**Prompt**
Which lines below hold the word "Fully"? Report each one.

....................

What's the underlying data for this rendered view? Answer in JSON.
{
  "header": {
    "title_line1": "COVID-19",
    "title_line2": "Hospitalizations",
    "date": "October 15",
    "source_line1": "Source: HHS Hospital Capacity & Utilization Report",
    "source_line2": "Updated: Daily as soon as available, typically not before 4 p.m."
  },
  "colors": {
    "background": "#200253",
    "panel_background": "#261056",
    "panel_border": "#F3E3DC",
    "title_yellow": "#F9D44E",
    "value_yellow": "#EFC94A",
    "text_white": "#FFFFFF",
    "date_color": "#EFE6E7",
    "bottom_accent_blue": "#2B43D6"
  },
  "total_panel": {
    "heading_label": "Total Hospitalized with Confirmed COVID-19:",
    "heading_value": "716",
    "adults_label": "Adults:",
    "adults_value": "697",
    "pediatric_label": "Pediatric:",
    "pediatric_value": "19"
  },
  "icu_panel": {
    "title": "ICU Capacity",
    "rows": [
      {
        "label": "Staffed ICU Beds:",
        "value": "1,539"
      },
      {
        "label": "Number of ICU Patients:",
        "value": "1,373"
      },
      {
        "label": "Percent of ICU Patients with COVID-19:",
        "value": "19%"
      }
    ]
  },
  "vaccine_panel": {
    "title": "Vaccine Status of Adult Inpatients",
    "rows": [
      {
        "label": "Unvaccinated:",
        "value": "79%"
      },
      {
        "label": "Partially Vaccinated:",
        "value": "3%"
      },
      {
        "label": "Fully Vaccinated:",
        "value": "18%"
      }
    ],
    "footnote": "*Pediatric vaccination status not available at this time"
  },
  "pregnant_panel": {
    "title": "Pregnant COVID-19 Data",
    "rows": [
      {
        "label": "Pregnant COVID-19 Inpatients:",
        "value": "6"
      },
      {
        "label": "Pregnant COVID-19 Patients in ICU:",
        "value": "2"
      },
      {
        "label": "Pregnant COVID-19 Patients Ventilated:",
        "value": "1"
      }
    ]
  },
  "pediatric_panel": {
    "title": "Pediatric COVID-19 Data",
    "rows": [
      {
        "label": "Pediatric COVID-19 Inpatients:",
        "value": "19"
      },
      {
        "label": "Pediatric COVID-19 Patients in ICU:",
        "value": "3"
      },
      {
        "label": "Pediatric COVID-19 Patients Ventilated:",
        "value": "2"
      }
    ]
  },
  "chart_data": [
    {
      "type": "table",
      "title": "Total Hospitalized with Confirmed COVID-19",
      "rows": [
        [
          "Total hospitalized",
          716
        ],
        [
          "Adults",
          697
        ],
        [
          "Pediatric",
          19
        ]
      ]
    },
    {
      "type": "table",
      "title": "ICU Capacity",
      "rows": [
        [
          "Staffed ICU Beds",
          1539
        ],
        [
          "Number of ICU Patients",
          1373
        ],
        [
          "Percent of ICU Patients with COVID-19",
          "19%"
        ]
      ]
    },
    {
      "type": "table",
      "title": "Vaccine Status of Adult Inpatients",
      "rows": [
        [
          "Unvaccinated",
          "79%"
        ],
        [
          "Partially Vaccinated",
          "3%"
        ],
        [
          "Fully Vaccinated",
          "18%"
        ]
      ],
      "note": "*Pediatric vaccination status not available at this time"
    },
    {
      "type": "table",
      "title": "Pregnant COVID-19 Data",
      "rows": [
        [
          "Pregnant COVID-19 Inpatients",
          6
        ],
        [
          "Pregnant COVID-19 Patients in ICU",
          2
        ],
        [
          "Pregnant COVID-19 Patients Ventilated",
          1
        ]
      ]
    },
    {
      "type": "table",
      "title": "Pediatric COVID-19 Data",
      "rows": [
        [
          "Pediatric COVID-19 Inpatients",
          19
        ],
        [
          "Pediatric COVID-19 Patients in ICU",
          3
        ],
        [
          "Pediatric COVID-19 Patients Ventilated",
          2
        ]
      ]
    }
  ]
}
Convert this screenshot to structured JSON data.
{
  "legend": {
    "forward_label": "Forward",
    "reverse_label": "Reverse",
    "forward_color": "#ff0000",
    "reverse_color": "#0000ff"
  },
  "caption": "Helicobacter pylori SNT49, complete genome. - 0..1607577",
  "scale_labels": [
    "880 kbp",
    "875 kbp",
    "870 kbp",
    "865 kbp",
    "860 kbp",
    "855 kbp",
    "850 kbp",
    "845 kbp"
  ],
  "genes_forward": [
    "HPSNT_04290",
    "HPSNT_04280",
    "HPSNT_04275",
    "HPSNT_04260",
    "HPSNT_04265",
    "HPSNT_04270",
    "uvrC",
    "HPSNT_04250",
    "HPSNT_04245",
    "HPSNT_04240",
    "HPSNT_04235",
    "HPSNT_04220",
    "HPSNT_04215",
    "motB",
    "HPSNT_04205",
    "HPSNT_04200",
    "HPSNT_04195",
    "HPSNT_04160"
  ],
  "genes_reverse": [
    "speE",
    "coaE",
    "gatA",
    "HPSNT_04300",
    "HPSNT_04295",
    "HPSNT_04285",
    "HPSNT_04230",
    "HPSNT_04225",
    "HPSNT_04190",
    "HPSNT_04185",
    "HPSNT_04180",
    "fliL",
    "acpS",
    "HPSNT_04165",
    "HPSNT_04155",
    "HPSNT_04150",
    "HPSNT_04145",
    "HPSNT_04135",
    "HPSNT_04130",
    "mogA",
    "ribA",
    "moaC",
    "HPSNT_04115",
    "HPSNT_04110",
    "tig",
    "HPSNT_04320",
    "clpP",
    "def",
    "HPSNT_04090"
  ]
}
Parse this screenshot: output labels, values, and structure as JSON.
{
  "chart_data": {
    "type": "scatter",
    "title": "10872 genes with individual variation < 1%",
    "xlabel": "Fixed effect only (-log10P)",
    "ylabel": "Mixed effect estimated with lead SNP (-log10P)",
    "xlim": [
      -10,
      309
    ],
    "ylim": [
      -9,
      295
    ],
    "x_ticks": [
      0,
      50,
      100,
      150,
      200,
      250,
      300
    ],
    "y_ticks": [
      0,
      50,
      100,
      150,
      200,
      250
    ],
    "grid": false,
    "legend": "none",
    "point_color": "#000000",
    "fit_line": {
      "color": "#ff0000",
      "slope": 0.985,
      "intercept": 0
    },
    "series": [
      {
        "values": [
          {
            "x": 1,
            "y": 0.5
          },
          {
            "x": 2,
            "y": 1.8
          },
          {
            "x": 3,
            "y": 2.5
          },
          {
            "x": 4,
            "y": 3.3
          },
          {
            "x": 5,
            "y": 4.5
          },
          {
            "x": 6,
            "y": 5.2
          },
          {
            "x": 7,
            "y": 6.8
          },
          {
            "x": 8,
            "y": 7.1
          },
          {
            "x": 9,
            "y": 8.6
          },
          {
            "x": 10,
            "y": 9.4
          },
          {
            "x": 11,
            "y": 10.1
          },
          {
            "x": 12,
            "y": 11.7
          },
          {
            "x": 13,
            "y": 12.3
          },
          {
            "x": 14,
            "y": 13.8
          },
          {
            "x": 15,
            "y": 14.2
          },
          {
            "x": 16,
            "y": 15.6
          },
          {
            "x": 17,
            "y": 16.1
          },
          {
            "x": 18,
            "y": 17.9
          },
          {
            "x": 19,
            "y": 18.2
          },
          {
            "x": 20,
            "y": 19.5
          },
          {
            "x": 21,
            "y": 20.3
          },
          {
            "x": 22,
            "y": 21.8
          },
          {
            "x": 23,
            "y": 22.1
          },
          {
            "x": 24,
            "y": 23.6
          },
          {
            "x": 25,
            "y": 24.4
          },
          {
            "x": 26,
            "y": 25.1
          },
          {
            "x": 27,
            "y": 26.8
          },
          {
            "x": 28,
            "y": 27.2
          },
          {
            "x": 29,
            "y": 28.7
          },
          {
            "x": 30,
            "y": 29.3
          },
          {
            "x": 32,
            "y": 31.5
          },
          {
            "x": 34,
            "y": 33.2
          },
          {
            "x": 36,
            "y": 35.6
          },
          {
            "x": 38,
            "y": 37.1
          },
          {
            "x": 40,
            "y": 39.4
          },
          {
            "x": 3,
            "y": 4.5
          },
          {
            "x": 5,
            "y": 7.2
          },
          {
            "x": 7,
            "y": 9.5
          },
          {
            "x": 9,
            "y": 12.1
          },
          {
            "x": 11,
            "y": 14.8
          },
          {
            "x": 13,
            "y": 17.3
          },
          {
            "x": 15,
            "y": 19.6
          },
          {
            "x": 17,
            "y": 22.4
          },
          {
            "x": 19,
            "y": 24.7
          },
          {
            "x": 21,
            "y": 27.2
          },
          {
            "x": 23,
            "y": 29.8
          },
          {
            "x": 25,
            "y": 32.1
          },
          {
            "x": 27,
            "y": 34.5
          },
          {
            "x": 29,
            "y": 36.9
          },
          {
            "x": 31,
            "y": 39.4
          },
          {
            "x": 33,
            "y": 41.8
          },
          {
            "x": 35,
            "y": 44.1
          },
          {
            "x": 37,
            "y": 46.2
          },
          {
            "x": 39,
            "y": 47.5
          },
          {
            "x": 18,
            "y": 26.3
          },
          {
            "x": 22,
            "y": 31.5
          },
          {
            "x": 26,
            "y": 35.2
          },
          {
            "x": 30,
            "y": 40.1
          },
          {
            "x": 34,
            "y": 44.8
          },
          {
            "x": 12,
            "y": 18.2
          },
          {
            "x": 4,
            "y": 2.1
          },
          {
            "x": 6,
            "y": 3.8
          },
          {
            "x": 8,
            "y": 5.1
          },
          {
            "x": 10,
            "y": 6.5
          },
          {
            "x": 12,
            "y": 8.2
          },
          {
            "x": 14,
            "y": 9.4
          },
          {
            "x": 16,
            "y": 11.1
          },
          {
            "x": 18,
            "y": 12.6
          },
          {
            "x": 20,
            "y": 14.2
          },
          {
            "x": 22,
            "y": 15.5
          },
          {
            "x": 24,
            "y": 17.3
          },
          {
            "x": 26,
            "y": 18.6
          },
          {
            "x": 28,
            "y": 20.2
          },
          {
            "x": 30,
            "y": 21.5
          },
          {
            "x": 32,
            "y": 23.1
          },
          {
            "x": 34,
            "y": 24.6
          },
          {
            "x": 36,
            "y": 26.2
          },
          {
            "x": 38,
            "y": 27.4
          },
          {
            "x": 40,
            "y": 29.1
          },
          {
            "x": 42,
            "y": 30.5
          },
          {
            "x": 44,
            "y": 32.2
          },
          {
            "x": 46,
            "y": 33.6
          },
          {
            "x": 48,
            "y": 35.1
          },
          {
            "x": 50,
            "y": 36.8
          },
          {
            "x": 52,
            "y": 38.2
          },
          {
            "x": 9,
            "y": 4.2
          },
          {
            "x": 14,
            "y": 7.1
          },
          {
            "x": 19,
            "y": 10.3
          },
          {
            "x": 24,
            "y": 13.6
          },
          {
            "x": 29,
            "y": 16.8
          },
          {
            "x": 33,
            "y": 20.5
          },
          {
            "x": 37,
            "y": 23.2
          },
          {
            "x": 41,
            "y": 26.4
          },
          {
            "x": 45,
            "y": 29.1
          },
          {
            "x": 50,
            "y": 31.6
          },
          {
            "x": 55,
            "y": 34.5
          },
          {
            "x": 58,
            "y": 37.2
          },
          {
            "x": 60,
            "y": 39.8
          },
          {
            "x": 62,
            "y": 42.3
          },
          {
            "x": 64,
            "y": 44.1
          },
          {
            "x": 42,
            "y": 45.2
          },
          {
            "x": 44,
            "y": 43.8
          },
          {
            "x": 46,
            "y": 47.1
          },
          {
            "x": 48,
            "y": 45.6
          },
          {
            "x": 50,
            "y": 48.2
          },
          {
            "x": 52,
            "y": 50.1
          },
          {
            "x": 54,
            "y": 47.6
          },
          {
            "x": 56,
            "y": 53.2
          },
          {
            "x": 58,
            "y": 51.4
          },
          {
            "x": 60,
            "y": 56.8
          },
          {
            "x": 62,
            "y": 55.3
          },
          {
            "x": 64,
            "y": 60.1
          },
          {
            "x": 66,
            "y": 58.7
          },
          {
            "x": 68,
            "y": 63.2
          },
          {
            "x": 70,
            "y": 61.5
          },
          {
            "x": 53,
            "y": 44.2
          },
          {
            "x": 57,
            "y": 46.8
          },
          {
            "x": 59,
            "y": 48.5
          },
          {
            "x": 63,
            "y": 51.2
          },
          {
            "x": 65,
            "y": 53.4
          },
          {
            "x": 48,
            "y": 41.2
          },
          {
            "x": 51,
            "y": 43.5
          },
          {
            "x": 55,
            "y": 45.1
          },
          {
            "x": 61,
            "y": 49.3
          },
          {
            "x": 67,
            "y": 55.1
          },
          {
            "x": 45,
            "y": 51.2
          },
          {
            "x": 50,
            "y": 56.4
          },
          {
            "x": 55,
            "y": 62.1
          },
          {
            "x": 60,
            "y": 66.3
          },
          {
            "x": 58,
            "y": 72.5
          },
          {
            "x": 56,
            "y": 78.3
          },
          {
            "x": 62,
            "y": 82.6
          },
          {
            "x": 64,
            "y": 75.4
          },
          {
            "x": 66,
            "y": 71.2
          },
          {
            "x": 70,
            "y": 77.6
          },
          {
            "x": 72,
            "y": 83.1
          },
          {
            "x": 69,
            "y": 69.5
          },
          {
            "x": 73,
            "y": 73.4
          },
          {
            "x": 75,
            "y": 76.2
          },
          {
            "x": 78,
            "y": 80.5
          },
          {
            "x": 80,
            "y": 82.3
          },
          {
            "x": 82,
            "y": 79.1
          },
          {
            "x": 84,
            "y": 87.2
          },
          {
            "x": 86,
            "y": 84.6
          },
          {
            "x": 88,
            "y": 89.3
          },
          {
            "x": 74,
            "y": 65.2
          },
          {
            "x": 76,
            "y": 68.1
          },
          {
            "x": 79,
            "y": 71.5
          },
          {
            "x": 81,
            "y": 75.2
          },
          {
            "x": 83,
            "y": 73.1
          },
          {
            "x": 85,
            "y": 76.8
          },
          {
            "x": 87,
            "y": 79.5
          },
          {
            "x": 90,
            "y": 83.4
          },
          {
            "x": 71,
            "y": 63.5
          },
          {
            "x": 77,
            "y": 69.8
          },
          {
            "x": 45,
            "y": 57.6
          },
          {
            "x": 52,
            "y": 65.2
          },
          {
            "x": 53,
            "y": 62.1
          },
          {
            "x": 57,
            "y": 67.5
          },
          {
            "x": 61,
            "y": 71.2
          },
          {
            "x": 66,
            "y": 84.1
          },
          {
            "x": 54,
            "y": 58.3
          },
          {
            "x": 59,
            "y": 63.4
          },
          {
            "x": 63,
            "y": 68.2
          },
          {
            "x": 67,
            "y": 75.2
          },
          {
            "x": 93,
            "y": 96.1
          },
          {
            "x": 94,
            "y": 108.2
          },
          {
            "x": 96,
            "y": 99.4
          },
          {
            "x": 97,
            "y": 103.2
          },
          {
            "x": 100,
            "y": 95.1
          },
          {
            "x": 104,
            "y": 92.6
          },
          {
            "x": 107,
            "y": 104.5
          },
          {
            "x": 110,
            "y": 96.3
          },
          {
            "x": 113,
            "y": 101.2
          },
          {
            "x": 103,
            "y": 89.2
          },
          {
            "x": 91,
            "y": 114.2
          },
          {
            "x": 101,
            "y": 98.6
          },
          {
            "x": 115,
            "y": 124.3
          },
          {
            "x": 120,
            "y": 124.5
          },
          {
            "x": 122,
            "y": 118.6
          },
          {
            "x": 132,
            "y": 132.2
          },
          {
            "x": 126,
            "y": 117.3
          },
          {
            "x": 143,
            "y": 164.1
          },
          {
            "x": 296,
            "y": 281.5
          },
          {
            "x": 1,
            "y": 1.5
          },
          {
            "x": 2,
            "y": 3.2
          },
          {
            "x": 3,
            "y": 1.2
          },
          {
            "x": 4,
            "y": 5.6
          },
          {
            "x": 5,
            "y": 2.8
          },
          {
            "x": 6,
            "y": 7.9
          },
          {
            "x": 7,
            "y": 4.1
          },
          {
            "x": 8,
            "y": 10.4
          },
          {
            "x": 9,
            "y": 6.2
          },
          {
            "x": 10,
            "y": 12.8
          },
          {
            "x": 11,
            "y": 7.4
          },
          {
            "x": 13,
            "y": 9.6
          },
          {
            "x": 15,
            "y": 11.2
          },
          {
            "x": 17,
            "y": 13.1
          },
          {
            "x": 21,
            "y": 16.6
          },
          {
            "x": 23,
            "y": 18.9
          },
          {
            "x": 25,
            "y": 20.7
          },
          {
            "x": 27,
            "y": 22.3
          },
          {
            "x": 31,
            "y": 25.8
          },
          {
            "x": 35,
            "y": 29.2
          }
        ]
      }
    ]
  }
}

....................

**Task result**
        "label": "Fully Vaccinated:",
          "Fully Vaccinated",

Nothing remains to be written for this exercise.